Pos,
I was thinking that because of the lower resistance of the newer components, more current would be available to use at higher RPMs. I suspect there would be at least a 10% improvement in usable wattage.
sorry, I should have made myself clearer as to what I had intended.
Dale

Thanks for your support, Pos.

The vast majority of my customers are people without soldering or wiring skills who just want their bike fixed. Many don't want to wait for an auction to end and then wait longer for a RR to show up they then have to modify themselves. Add to that the heatshrink, connectors, wire, etc and by the time they are done they spent almost 40 dollars already.

I ship same day or next and back up the RRs with a swap out if the rider thinks it doesn't work. I worked with three people last year to help them determine what else was causing problems with their bike by sending them a second RR. In each time the Honda was not the problem. Try that with an ebayer.

I'm happy to provide this quick RR service as long as I can still get stock and people want them. Maybe some day all GS bikes will be updated then I can retire.

Do you mean not everyone has a Fluke 97 digital portable O-scope in their garage? I consider it the ultimate tool for electrical.

duaneage

I was referring to this stuff which is avaliable for pretty cheap on ebay now, but I bought it all new back in 1998 for about $4K. I have the Fluke 97 as well. That was about $120 I think.

## TASK
Reproduce the forum thread above in full, word for word.

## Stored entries
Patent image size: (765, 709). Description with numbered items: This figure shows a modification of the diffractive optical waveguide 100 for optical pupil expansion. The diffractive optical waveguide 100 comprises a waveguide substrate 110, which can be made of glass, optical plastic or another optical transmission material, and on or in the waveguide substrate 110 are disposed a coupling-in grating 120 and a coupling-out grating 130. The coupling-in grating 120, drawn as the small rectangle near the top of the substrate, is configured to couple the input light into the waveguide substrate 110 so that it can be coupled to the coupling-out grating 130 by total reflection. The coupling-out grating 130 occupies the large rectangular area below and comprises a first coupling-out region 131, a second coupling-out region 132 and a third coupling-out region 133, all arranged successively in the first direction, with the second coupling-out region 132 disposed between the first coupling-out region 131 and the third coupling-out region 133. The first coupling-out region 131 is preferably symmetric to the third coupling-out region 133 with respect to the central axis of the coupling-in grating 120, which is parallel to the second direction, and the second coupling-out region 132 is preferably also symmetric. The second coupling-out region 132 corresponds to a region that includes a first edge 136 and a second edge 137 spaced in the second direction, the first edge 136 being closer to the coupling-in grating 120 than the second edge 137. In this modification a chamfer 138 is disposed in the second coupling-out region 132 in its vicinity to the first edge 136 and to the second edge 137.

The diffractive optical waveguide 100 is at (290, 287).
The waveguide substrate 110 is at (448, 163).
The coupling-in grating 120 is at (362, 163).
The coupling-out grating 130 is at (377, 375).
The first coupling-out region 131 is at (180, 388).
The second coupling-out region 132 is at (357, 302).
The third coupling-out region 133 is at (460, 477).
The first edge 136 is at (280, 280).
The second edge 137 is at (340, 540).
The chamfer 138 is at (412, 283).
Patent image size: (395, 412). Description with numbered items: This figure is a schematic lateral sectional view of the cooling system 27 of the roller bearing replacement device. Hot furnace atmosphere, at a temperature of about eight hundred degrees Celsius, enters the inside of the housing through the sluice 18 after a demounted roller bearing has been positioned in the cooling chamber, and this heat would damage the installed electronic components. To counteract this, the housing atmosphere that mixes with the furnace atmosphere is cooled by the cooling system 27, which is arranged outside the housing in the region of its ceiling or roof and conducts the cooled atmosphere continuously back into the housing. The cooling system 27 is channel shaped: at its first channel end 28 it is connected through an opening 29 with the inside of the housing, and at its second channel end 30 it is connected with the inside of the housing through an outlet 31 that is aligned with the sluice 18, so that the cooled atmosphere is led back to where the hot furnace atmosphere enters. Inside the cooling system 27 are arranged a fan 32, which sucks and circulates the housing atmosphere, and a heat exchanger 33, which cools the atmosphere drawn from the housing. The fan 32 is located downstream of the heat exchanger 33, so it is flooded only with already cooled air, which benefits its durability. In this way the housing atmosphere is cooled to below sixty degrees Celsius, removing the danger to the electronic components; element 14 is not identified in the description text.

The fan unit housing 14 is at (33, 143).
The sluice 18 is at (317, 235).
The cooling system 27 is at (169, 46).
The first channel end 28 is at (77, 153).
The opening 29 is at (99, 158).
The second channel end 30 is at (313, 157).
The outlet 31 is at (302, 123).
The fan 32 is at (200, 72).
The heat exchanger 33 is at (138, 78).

## OUTPUT FOR THIS TASK
Pos,
I was thinking that because of the lower resistance of the newer components, more current would be available to use at higher RPMs. I suspect there would be at least a 10% improvement in usable wattage.
sorry, I should have made myself clearer as to what I had intended.
Dale

Thanks for your support, Pos.

The vast majority of my customers are people without soldering or wiring skills who just want their bike fixed. Many don't want to wait for an auction to end and then wait longer for a RR to show up they then have to modify themselves. Add to that the heatshrink, connectors, wire, etc and by the time they are done they spent almost 40 dollars already.

I ship same day or next and back up the RRs with a swap out if the rider thinks it doesn't work. I worked with three people last year to help them determine what else was causing problems with their bike by sending them a second RR. In each time the Honda was not the problem. Try that with an ebayer.

I'm happy to provide this quick RR service as long as I can still get stock and people want them. Maybe some day all GS bikes will be updated then I can retire.

Do you mean not everyone has a Fluke 97 digital portable O-scope in their garage? I consider it the ultimate tool for electrical.

duaneage

I was referring to this stuff which is avaliable for pretty cheap on ebay now, but I bought it all new back in 1998 for about $4K. I have the Fluke 97 as well. That was about $120 I think.